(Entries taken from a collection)
◇ ◇ ◇

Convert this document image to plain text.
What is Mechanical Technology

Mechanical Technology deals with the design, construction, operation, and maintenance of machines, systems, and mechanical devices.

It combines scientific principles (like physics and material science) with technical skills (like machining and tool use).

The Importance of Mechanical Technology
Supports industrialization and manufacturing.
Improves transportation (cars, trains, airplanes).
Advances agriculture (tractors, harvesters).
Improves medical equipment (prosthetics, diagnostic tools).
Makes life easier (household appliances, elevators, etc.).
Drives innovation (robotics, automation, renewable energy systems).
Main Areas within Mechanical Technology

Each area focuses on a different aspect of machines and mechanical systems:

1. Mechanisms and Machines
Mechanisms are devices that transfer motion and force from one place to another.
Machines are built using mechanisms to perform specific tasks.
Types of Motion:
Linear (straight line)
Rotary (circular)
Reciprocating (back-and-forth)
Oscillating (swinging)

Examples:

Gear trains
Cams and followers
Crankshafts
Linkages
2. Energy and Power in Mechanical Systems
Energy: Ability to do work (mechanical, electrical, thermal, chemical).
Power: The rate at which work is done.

◇ ◇ ◇

The problem:
Pull out all lines from the entries above in which the word "devices" appears.

Response to this task:
Mechanical Technology deals with the design, construction, operation, and maintenance of machines, systems, and mechanical devices.
Mechanisms are devices that transfer motion and force from one place to another.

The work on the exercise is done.